▸ TASK DETAILS: Scan the listing below and copy every line holding "when".

(Extracted data entries)
########################################

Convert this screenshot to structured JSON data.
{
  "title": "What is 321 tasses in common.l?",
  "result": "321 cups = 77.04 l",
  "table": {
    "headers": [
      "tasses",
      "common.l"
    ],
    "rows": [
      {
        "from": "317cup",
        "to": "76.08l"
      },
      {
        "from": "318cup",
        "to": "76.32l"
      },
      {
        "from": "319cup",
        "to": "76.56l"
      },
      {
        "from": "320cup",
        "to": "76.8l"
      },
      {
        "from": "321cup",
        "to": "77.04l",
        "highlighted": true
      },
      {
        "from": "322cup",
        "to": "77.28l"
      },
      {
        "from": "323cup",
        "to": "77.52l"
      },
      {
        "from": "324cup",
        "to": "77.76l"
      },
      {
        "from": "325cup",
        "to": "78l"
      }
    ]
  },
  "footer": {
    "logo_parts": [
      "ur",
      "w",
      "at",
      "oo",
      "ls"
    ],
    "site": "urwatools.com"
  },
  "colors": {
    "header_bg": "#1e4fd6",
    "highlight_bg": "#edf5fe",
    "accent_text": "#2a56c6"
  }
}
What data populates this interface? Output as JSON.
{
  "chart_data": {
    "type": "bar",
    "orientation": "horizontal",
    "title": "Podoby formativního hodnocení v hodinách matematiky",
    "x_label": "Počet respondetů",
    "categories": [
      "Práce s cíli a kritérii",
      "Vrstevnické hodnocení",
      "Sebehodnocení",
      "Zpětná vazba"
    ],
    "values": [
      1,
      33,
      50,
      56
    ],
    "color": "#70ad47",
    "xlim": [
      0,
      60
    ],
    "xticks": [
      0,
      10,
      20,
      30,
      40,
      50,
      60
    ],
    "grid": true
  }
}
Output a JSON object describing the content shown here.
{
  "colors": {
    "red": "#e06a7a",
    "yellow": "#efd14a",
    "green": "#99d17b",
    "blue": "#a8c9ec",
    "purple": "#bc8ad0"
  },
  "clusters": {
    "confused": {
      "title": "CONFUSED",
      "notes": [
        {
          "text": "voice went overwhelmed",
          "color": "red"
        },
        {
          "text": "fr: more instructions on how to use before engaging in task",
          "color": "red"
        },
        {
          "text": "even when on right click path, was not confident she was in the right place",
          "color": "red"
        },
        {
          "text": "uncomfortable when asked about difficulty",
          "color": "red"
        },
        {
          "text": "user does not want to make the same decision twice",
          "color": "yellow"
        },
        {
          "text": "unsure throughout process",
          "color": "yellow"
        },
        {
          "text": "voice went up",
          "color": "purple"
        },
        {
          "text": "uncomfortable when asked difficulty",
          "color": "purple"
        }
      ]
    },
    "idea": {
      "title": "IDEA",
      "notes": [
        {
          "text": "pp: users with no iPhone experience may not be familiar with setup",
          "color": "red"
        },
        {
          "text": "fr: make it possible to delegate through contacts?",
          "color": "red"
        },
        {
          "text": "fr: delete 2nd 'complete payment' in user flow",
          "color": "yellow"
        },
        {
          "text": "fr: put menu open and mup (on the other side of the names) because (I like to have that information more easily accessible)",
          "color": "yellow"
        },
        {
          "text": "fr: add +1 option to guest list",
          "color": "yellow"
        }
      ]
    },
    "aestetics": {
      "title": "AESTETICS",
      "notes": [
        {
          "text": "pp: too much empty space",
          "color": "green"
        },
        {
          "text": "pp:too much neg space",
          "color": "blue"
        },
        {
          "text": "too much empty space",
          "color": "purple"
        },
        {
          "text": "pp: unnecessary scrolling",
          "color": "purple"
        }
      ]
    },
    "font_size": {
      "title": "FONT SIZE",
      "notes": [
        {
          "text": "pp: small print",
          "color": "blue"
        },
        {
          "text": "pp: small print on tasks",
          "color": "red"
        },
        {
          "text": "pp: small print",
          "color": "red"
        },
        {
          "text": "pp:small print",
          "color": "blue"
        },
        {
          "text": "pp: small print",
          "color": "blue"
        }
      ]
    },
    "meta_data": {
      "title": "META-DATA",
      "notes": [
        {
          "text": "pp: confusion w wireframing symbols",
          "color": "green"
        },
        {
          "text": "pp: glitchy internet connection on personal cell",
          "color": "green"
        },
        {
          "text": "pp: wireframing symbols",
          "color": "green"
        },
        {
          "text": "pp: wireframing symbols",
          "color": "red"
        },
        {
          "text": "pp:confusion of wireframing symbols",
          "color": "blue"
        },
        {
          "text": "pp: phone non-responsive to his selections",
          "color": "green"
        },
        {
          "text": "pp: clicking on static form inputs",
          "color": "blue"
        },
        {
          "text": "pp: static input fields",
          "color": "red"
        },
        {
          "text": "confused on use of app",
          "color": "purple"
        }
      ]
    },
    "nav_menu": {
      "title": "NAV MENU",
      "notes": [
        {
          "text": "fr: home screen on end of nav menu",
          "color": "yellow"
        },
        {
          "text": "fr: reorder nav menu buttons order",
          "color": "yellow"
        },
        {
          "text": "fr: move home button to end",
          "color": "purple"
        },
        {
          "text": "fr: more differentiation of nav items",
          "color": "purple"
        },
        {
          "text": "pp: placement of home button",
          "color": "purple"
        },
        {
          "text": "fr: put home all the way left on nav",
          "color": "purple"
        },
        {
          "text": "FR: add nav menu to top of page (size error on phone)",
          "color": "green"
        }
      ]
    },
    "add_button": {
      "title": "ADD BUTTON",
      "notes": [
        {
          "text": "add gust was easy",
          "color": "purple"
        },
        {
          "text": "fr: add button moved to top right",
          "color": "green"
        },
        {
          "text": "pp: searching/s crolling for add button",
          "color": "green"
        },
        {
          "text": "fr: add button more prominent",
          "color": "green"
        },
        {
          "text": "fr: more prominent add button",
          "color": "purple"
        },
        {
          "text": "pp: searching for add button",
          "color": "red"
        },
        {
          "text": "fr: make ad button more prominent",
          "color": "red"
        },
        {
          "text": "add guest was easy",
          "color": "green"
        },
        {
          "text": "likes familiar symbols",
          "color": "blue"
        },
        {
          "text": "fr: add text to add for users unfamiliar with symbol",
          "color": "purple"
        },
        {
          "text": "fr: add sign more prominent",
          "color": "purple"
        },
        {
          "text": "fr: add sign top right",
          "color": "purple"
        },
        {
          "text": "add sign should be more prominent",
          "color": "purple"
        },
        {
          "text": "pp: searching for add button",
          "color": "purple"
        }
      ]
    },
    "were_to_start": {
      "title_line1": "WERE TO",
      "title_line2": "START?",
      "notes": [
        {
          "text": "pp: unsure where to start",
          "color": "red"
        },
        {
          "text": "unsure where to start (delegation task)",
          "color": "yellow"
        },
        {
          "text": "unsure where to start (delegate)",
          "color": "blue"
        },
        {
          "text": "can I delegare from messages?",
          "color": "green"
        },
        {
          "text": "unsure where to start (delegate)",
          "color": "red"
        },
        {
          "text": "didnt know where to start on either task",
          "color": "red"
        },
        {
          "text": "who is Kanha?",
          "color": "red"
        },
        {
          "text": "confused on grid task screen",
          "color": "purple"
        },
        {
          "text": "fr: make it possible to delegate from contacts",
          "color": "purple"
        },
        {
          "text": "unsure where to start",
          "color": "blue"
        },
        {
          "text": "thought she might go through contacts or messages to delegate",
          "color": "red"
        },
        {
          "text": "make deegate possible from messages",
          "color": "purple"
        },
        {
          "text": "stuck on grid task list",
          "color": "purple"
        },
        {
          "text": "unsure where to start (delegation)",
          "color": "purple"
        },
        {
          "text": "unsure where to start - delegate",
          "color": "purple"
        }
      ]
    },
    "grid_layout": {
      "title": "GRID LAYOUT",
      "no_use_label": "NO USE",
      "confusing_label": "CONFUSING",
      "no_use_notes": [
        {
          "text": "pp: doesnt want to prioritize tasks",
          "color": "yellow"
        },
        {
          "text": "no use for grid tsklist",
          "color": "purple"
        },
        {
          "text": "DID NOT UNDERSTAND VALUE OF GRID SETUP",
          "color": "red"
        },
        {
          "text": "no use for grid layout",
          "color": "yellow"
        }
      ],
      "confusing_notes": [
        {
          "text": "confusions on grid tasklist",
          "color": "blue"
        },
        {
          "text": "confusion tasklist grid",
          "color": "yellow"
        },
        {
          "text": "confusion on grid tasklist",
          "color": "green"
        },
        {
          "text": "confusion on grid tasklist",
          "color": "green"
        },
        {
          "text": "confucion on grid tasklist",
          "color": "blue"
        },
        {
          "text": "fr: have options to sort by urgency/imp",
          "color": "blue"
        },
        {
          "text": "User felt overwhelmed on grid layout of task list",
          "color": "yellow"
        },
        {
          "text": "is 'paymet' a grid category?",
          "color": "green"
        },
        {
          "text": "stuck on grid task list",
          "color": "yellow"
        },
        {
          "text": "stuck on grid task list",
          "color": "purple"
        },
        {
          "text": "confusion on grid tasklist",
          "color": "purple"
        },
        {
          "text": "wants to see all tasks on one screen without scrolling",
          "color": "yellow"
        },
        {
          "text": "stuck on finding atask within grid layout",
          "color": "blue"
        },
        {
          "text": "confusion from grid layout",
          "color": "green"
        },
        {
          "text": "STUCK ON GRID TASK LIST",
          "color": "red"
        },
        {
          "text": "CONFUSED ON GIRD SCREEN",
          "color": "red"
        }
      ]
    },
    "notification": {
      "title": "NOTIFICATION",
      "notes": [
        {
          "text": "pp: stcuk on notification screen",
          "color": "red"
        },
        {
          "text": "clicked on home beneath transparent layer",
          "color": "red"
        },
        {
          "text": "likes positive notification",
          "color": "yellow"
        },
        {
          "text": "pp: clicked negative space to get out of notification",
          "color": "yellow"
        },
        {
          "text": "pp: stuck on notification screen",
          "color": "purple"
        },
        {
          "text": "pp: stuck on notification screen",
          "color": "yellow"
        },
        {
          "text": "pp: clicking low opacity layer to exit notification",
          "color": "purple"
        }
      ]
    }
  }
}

########################################

▸ THE ANSWER:
          "text": "even when on right click path, was not confident she was in the right place",
          "text": "uncomfortable when asked about difficulty",
          "text": "uncomfortable when asked difficulty",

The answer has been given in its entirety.